• Provided data:
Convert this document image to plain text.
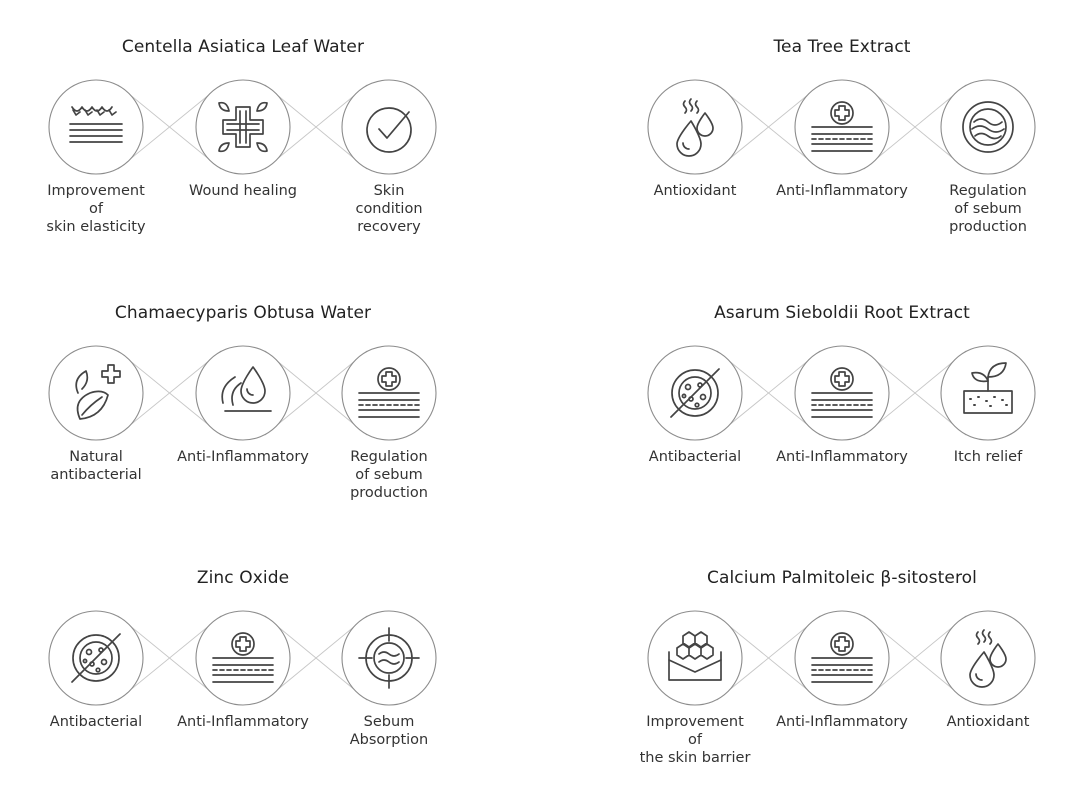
Centella Asiatica Leaf Water
Improvement
of
skin elasticity
Wound healing	Skin
condition
recovery
Tea Tree Extract
Antioxidant	Anti-Inflammatory	Regulation
of sebum
production
Chamaecyparis Obtusa Water
Natural
antibacterial
Anti-Inflammatory	Regulation
of sebum
production
Asarum Sieboldii Root Extract
Antibacterial	Anti-Inflammatory	Itch relief
Zinc Oxide
Antibacterial	Anti-Inflammatory	Sebum
Absorption
Calcium Palmitoleic β-sitosterol
Improvement
of
the skin barrier
Anti-Inflammatory	Antioxidant
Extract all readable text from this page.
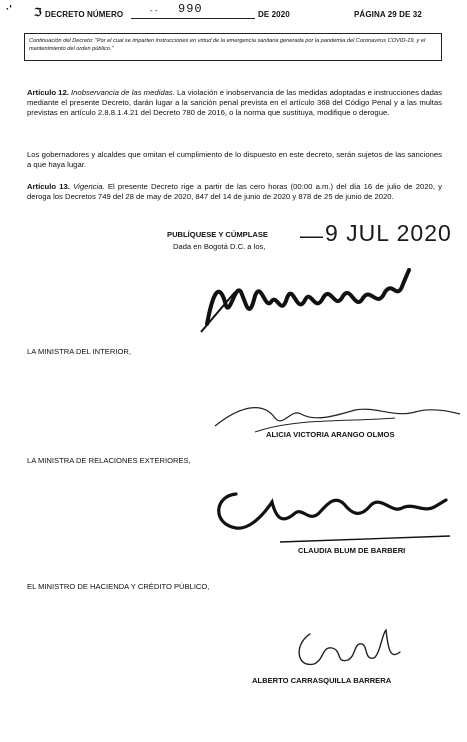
·' ℑ DECRETO NÚMERO	- - 990	DE 2020	PÁGINA 29 DE 32
Continuación del Decreto: "Por el cual se imparten instrucciones en virtud de la emergencia sanitaria generada por la pandemia del Coronavirus COVID-19, y el mantenimiento del orden público."
Artículo 12. Inobservancia de las medidas. La violación e inobservancia de las medidas adoptadas e instrucciones dadas mediante el presente Decreto, darán lugar a la sanción penal prevista en el artículo 368 del Código Penal y a las multas previstas en artículo 2.8.8.1.4.21 del Decreto 780 de 2016, o la norma que sustituya, modifique o derogue.
Los gobernadores y alcaldes que omitan el cumplimiento de lo dispuesto en este decreto, serán sujetos de las sanciones a que haya lugar.
Artículo 13. Vigencia. El presente Decreto rige a partir de las cero horas (00:00 a.m.) del día 16 de julio de 2020, y deroga los Decretos 749 del 28 de may de 2020, 847 del 14 de junio de 2020 y 878 de 25 de junio de 2020.
PUBLÍQUESE Y CÚMPLASE
Dada en Bogotá D.C. a los, — 9 JUL 2020
LA MINISTRA DEL INTERIOR,
ALICIA VICTORIA ARANGO OLMOS
LA MINISTRA DE RELACIONES EXTERIORES,
CLAUDIA BLUM DE BARBERI
EL MINISTRO DE HACIENDA Y CRÉDITO PÚBLICO,
ALBERTO CARRASQUILLA BARRERA
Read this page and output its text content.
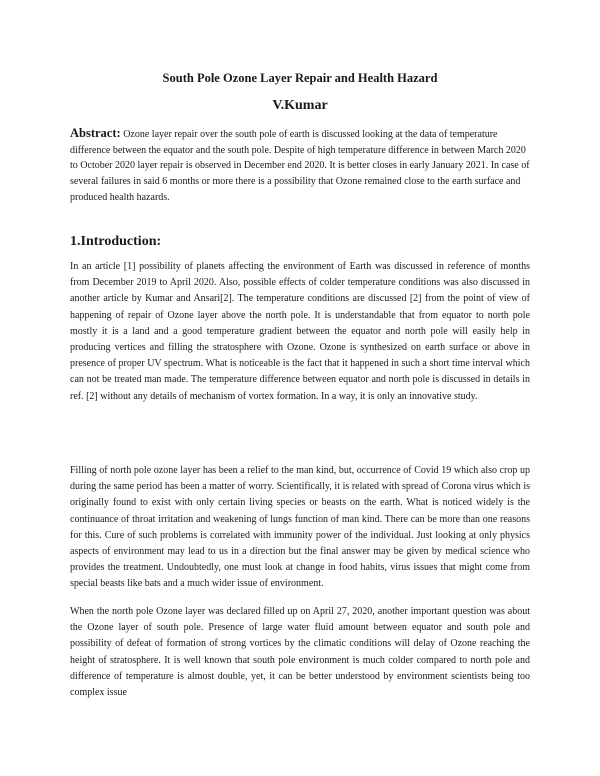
South Pole Ozone Layer Repair and Health Hazard
V.Kumar

Abstract: Ozone layer repair over the south pole of earth is discussed looking at the data of temperature difference between the equator and the south pole. Despite of high temperature difference in between March 2020 to October 2020 layer repair is observed in December end 2020. It is better closes in early January 2021. In case of several failures in said 6 months or more there is a possibility that Ozone remained close to the earth surface and produced health hazards.

1.Introduction:

In an article [1] possibility of planets affecting the environment of Earth was discussed in reference of months from December 2019 to April 2020. Also, possible effects of colder temperature conditions was also discussed in another article by Kumar and Ansari[2]. The temperature conditions are discussed [2] from the point of view of happening of repair of Ozone layer above the north pole. It is understandable that from equator to north pole mostly it is a land and a good temperature gradient between the equator and north pole will easily help in producing vertices and filling the stratosphere with Ozone. Ozone is synthesized on earth surface or above in presence of proper UV spectrum. What is noticeable is the fact that it happened in such a short time interval which can not be treated man made. The temperature difference between equator and north pole is discussed in details in ref. [2] without any details of mechanism of vortex formation. In a way, it is only an innovative study.

Filling of north pole ozone layer has been a relief to the man kind, but, occurrence of Covid 19 which also crop up during the same period has been a matter of worry. Scientifically, it is related with spread of Corona virus which is originally found to exist with only certain living species or beasts on the earth. What is noticed widely is the continuance of throat irritation and weakening of lungs function of man kind. There can be more than one reasons for this. Cure of such problems is correlated with immunity power of the individual. Just looking at only physics aspects of environment may lead to us in a direction but the final answer may be given by medical science who provides the treatment. Undoubtedly, one must look at change in food habits, virus issues that might come from special beasts like bats and a much wider issue of environment.

When the north pole Ozone layer was declared filled up on April 27, 2020, another important question was about the Ozone layer of south pole. Presence of large water fluid amount between equator and south pole and possibility of defeat of formation of strong vortices by the climatic conditions will delay of Ozone reaching the height of stratosphere. It is well known that south pole environment is much colder compared to north pole and difference of temperature is almost double, yet, it can be better understood by environment scientists being too complex issue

• About this task: Please set down each line of the data above exactly as written, without the pictures.

• Solution to the problem:
Convert this document image to plain text.
Centella Asiatica Leaf Water
Improvement
of
skin elasticity
Wound healing	Skin
condition
recovery
Tea Tree Extract
Antioxidant	Anti-Inflammatory	Regulation
of sebum
production
Chamaecyparis Obtusa Water
Natural
antibacterial
Anti-Inflammatory	Regulation
of sebum
production
Asarum Sieboldii Root Extract
Antibacterial	Anti-Inflammatory	Itch relief
Zinc Oxide
Antibacterial	Anti-Inflammatory	Sebum
Absorption
Calcium Palmitoleic β-sitosterol
Improvement
of
the skin barrier
Anti-Inflammatory	Antioxidant
Extract all readable text from this page.
·' ℑ DECRETO NÚMERO	- - 990	DE 2020	PÁGINA 29 DE 32
Continuación del Decreto: "Por el cual se imparten instrucciones en virtud de la emergencia sanitaria generada por la pandemia del Coronavirus COVID-19, y el mantenimiento del orden público."
Artículo 12. Inobservancia de las medidas. La violación e inobservancia de las medidas adoptadas e instrucciones dadas mediante el presente Decreto, darán lugar a la sanción penal prevista en el artículo 368 del Código Penal y a las multas previstas en artículo 2.8.8.1.4.21 del Decreto 780 de 2016, o la norma que sustituya, modifique o derogue.
Los gobernadores y alcaldes que omitan el cumplimiento de lo dispuesto en este decreto, serán sujetos de las sanciones a que haya lugar.
Artículo 13. Vigencia. El presente Decreto rige a partir de las cero horas (00:00 a.m.) del día 16 de julio de 2020, y deroga los Decretos 749 del 28 de may de 2020, 847 del 14 de junio de 2020 y 878 de 25 de junio de 2020.
PUBLÍQUESE Y CÚMPLASE
Dada en Bogotá D.C. a los, — 9 JUL 2020
LA MINISTRA DEL INTERIOR,
ALICIA VICTORIA ARANGO OLMOS
LA MINISTRA DE RELACIONES EXTERIORES,
CLAUDIA BLUM DE BARBERI
EL MINISTRO DE HACIENDA Y CRÉDITO PÚBLICO,
ALBERTO CARRASQUILLA BARRERA
Read this page and output its text content.
South Pole Ozone Layer Repair and Health Hazard
V.Kumar

Abstract: Ozone layer repair over the south pole of earth is discussed looking at the data of temperature difference between the equator and the south pole. Despite of high temperature difference in between March 2020 to October 2020 layer repair is observed in December end 2020. It is better closes in early January 2021. In case of several failures in said 6 months or more there is a possibility that Ozone remained close to the earth surface and produced health hazards.

1.Introduction:

In an article [1] possibility of planets affecting the environment of Earth was discussed in reference of months from December 2019 to April 2020. Also, possible effects of colder temperature conditions was also discussed in another article by Kumar and Ansari[2]. The temperature conditions are discussed [2] from the point of view of happening of repair of Ozone layer above the north pole. It is understandable that from equator to north pole mostly it is a land and a good temperature gradient between the equator and north pole will easily help in producing vertices and filling the stratosphere with Ozone. Ozone is synthesized on earth surface or above in presence of proper UV spectrum. What is noticeable is the fact that it happened in such a short time interval which can not be treated man made. The temperature difference between equator and north pole is discussed in details in ref. [2] without any details of mechanism of vortex formation. In a way, it is only an innovative study.

Filling of north pole ozone layer has been a relief to the man kind, but, occurrence of Covid 19 which also crop up during the same period has been a matter of worry. Scientifically, it is related with spread of Corona virus which is originally found to exist with only certain living species or beasts on the earth. What is noticed widely is the continuance of throat irritation and weakening of lungs function of man kind. There can be more than one reasons for this. Cure of such problems is correlated with immunity power of the individual. Just looking at only physics aspects of environment may lead to us in a direction but the final answer may be given by medical science who provides the treatment. Undoubtedly, one must look at change in food habits, virus issues that might come from special beasts like bats and a much wider issue of environment.

When the north pole Ozone layer was declared filled up on April 27, 2020, another important question was about the Ozone layer of south pole. Presence of large water fluid amount between equator and south pole and possibility of defeat of formation of strong vortices by the climatic conditions will delay of Ozone reaching the height of stratosphere. It is well known that south pole environment is much colder compared to north pole and difference of temperature is almost double, yet, it can be better understood by environment scientists being too complex issue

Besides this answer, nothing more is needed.